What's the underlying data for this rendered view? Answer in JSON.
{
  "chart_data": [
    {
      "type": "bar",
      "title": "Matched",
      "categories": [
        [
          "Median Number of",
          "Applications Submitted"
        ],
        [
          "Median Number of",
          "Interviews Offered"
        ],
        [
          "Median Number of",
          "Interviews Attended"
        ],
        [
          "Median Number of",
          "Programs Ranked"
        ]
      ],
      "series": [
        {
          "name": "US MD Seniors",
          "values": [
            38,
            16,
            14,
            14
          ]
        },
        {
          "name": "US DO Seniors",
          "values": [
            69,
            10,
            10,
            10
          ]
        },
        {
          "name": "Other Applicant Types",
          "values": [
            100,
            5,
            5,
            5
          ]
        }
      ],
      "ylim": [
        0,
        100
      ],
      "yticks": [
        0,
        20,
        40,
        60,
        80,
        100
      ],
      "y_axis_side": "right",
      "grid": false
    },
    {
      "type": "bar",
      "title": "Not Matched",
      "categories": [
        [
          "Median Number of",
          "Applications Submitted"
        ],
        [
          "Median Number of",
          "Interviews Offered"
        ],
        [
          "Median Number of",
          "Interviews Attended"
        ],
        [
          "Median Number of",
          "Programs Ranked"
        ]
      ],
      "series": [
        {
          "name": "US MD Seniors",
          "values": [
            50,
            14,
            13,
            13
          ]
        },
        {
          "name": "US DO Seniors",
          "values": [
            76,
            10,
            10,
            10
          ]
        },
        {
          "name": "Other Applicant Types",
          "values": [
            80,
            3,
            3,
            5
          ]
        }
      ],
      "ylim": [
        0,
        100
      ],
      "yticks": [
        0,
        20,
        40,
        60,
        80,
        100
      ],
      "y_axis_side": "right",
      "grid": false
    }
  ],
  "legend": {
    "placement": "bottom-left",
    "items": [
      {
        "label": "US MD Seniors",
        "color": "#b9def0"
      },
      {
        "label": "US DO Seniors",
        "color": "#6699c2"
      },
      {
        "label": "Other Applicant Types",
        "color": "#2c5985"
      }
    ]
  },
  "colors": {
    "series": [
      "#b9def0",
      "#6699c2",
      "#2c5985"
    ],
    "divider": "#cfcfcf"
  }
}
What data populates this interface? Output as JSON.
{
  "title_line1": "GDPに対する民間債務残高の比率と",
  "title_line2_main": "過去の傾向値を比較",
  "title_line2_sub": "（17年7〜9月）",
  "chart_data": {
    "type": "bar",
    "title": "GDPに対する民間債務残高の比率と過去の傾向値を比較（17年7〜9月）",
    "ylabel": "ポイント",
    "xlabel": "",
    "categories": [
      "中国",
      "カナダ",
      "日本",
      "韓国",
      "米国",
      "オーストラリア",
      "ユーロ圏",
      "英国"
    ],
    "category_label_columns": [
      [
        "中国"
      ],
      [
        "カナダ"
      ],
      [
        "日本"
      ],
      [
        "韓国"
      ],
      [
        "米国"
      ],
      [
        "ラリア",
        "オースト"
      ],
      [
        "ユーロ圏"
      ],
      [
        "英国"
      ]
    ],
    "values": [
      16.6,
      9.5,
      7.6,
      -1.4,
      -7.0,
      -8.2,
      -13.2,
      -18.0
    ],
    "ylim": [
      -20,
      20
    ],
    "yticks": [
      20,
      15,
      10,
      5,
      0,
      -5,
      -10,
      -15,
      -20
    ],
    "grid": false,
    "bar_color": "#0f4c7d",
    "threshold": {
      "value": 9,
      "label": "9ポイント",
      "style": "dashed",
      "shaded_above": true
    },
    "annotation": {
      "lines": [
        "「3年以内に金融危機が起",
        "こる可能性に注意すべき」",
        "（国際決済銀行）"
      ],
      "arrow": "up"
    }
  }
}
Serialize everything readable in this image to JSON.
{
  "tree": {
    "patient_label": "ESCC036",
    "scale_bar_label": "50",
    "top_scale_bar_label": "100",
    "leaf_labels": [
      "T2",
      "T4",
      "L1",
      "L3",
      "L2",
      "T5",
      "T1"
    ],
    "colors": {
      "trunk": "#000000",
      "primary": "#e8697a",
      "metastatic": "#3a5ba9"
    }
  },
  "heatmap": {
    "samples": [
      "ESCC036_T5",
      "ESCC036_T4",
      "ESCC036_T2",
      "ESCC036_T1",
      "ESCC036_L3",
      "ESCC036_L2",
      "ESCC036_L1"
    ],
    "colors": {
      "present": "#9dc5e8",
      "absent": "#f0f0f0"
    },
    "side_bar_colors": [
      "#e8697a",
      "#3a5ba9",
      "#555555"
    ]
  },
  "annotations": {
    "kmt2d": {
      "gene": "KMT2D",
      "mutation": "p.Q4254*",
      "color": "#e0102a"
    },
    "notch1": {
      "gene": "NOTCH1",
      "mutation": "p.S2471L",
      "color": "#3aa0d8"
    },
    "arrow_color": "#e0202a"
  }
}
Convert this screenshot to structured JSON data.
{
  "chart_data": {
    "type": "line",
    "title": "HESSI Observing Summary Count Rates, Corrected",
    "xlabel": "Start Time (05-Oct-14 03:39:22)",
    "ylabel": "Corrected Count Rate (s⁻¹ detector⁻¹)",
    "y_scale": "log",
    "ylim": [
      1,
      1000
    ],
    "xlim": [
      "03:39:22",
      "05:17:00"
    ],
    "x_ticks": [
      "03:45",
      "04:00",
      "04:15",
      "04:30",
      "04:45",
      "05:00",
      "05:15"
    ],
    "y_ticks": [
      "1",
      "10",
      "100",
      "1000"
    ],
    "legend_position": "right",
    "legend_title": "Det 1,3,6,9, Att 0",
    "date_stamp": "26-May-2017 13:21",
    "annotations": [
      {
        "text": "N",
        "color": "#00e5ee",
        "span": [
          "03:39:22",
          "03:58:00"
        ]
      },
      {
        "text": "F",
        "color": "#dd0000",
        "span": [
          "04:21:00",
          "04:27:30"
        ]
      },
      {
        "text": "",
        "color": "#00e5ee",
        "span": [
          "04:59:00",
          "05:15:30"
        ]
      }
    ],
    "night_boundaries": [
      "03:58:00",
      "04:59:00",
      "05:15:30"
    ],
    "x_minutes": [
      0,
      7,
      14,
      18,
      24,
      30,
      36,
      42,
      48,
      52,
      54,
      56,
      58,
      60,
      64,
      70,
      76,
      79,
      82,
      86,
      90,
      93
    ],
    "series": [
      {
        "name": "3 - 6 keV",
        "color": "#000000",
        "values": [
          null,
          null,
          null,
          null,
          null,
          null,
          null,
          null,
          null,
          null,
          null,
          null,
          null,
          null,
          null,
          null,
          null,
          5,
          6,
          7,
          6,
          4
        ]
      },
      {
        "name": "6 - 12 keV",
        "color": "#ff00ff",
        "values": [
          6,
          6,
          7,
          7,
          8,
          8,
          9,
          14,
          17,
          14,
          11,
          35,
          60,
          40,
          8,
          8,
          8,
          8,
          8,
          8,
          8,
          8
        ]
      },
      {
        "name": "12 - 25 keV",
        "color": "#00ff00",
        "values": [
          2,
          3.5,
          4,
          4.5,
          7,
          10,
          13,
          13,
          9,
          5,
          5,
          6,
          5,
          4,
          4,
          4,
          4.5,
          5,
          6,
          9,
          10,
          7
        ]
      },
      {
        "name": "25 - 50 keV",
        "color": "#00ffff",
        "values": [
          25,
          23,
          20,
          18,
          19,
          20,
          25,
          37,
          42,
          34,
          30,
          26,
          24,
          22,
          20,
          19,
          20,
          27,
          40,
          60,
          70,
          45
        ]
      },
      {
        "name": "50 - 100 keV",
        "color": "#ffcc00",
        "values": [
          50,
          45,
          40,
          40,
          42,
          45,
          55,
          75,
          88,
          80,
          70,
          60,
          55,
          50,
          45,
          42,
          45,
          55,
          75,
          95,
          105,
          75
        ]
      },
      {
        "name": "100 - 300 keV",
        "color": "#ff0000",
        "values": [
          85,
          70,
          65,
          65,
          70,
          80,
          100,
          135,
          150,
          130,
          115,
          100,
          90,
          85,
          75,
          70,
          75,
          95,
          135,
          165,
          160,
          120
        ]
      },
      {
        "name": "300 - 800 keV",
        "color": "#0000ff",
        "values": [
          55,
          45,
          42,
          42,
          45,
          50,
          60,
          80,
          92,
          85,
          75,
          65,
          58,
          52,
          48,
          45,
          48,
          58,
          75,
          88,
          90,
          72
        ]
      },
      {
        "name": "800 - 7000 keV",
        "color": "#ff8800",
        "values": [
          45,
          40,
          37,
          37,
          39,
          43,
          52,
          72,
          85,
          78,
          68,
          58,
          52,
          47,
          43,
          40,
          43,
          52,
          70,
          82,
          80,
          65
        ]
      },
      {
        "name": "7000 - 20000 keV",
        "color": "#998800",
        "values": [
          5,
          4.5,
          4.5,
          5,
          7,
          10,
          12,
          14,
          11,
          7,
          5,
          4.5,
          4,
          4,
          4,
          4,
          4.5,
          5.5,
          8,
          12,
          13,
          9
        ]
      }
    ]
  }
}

**Directive**.
Copy out every line of the material above that mentions the word "Corrected".

**Finished exercise**.
    "title": "HESSI Observing Summary Count Rates, Corrected",
    "ylabel": "Corrected Count Rate (s⁻¹ detector⁻¹)",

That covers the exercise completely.